What the task asks =>
Repeat each record exactly as written, and drop any images.

Items from a figure collection =>

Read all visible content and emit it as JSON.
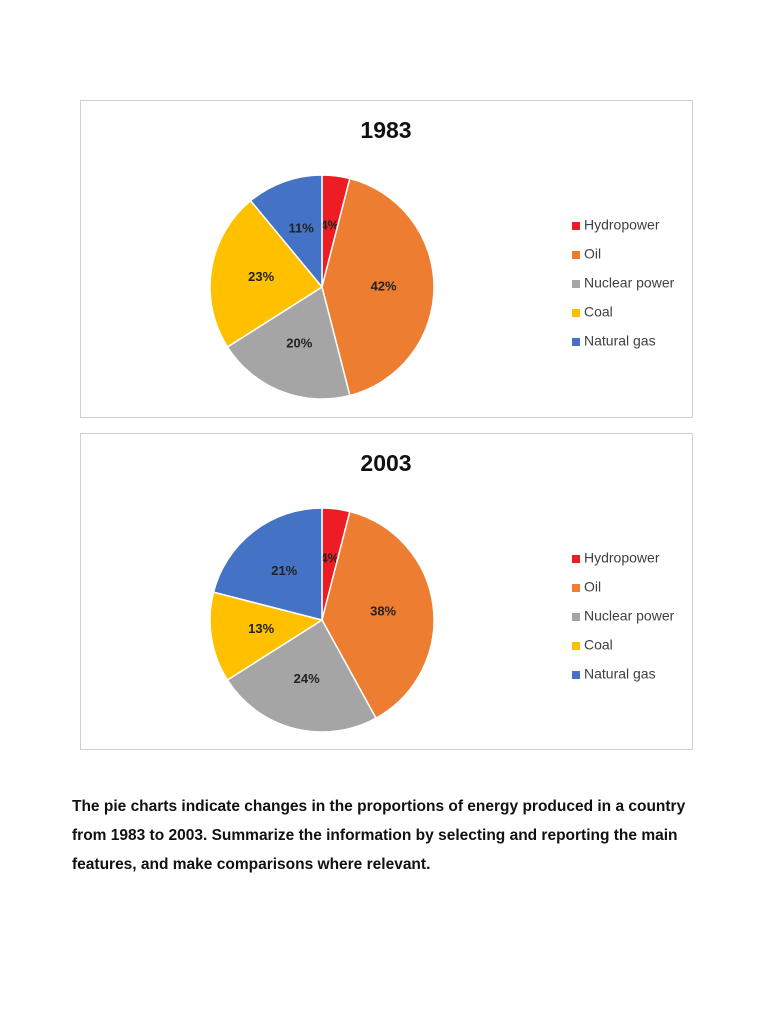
{
  "chart_data": [
    {
      "type": "pie",
      "title": "1983",
      "categories": [
        "Hydropower",
        "Oil",
        "Nuclear power",
        "Coal",
        "Natural gas"
      ],
      "values": [
        4,
        42,
        20,
        23,
        11
      ],
      "value_labels": [
        "4%",
        "42%",
        "20%",
        "23%",
        "11%"
      ],
      "colors": [
        "#ee1c25",
        "#ed7d31",
        "#a5a5a5",
        "#ffc000",
        "#4472c4"
      ],
      "legend": "right"
    },
    {
      "type": "pie",
      "title": "2003",
      "categories": [
        "Hydropower",
        "Oil",
        "Nuclear power",
        "Coal",
        "Natural gas"
      ],
      "values": [
        4,
        38,
        24,
        13,
        21
      ],
      "value_labels": [
        "4%",
        "38%",
        "24%",
        "13%",
        "21%"
      ],
      "colors": [
        "#ee1c25",
        "#ed7d31",
        "#a5a5a5",
        "#ffc000",
        "#4472c4"
      ],
      "legend": "right"
    }
  ],
  "task": "The pie charts indicate changes in the proportions of energy produced in a country from 1983 to 2003. Summarize the information by selecting and reporting the main features, and make comparisons where relevant."
}
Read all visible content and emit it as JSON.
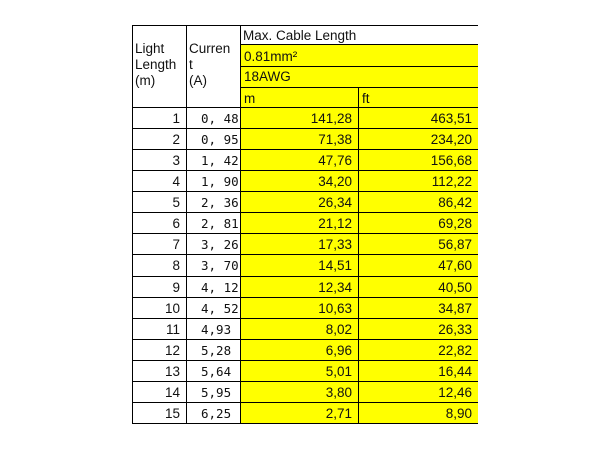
{
  "header": {
    "col1": [
      "Light",
      "Length",
      "(m)"
    ],
    "col2": [
      "Curren",
      "t",
      "(A)"
    ],
    "group_title": "Max. Cable Length",
    "cross_section": "0.81mm²",
    "gauge": "18AWG",
    "unit_m": "m",
    "unit_ft": "ft"
  },
  "highlight_color": "#ffff00",
  "rows": [
    {
      "length": "1",
      "current": "0, 48",
      "m": "141,28",
      "ft": "463,51"
    },
    {
      "length": "2",
      "current": "0, 95",
      "m": "71,38",
      "ft": "234,20"
    },
    {
      "length": "3",
      "current": "1, 42",
      "m": "47,76",
      "ft": "156,68"
    },
    {
      "length": "4",
      "current": "1, 90",
      "m": "34,20",
      "ft": "112,22"
    },
    {
      "length": "5",
      "current": "2, 36",
      "m": "26,34",
      "ft": "86,42"
    },
    {
      "length": "6",
      "current": "2, 81",
      "m": "21,12",
      "ft": "69,28"
    },
    {
      "length": "7",
      "current": "3, 26",
      "m": "17,33",
      "ft": "56,87"
    },
    {
      "length": "8",
      "current": "3, 70",
      "m": "14,51",
      "ft": "47,60"
    },
    {
      "length": "9",
      "current": "4, 12",
      "m": "12,34",
      "ft": "40,50"
    },
    {
      "length": "10",
      "current": "4, 52",
      "m": "10,63",
      "ft": "34,87"
    },
    {
      "length": "11",
      "current": "4,93",
      "m": "8,02",
      "ft": "26,33"
    },
    {
      "length": "12",
      "current": "5,28",
      "m": "6,96",
      "ft": "22,82"
    },
    {
      "length": "13",
      "current": "5,64",
      "m": "5,01",
      "ft": "16,44"
    },
    {
      "length": "14",
      "current": "5,95",
      "m": "3,80",
      "ft": "12,46"
    },
    {
      "length": "15",
      "current": "6,25",
      "m": "2,71",
      "ft": "8,90"
    }
  ]
}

Result of the task =>
Read all visible content and emit it as JSON.
{
  "chart_data": [
    {
      "type": "pie",
      "title": "1983",
      "categories": [
        "Hydropower",
        "Oil",
        "Nuclear power",
        "Coal",
        "Natural gas"
      ],
      "values": [
        4,
        42,
        20,
        23,
        11
      ],
      "value_labels": [
        "4%",
        "42%",
        "20%",
        "23%",
        "11%"
      ],
      "colors": [
        "#ee1c25",
        "#ed7d31",
        "#a5a5a5",
        "#ffc000",
        "#4472c4"
      ],
      "legend": "right"
    },
    {
      "type": "pie",
      "title": "2003",
      "categories": [
        "Hydropower",
        "Oil",
        "Nuclear power",
        "Coal",
        "Natural gas"
      ],
      "values": [
        4,
        38,
        24,
        13,
        21
      ],
      "value_labels": [
        "4%",
        "38%",
        "24%",
        "13%",
        "21%"
      ],
      "colors": [
        "#ee1c25",
        "#ed7d31",
        "#a5a5a5",
        "#ffc000",
        "#4472c4"
      ],
      "legend": "right"
    }
  ],
  "task": "The pie charts indicate changes in the proportions of energy produced in a country from 1983 to 2003. Summarize the information by selecting and reporting the main features, and make comparisons where relevant."
}
Read all visible content and emit it as JSON.
{
  "header": {
    "col1": [
      "Light",
      "Length",
      "(m)"
    ],
    "col2": [
      "Curren",
      "t",
      "(A)"
    ],
    "group_title": "Max. Cable Length",
    "cross_section": "0.81mm²",
    "gauge": "18AWG",
    "unit_m": "m",
    "unit_ft": "ft"
  },
  "highlight_color": "#ffff00",
  "rows": [
    {
      "length": "1",
      "current": "0, 48",
      "m": "141,28",
      "ft": "463,51"
    },
    {
      "length": "2",
      "current": "0, 95",
      "m": "71,38",
      "ft": "234,20"
    },
    {
      "length": "3",
      "current": "1, 42",
      "m": "47,76",
      "ft": "156,68"
    },
    {
      "length": "4",
      "current": "1, 90",
      "m": "34,20",
      "ft": "112,22"
    },
    {
      "length": "5",
      "current": "2, 36",
      "m": "26,34",
      "ft": "86,42"
    },
    {
      "length": "6",
      "current": "2, 81",
      "m": "21,12",
      "ft": "69,28"
    },
    {
      "length": "7",
      "current": "3, 26",
      "m": "17,33",
      "ft": "56,87"
    },
    {
      "length": "8",
      "current": "3, 70",
      "m": "14,51",
      "ft": "47,60"
    },
    {
      "length": "9",
      "current": "4, 12",
      "m": "12,34",
      "ft": "40,50"
    },
    {
      "length": "10",
      "current": "4, 52",
      "m": "10,63",
      "ft": "34,87"
    },
    {
      "length": "11",
      "current": "4,93",
      "m": "8,02",
      "ft": "26,33"
    },
    {
      "length": "12",
      "current": "5,28",
      "m": "6,96",
      "ft": "22,82"
    },
    {
      "length": "13",
      "current": "5,64",
      "m": "5,01",
      "ft": "16,44"
    },
    {
      "length": "14",
      "current": "5,95",
      "m": "3,80",
      "ft": "12,46"
    },
    {
      "length": "15",
      "current": "6,25",
      "m": "2,71",
      "ft": "8,90"
    }
  ]
}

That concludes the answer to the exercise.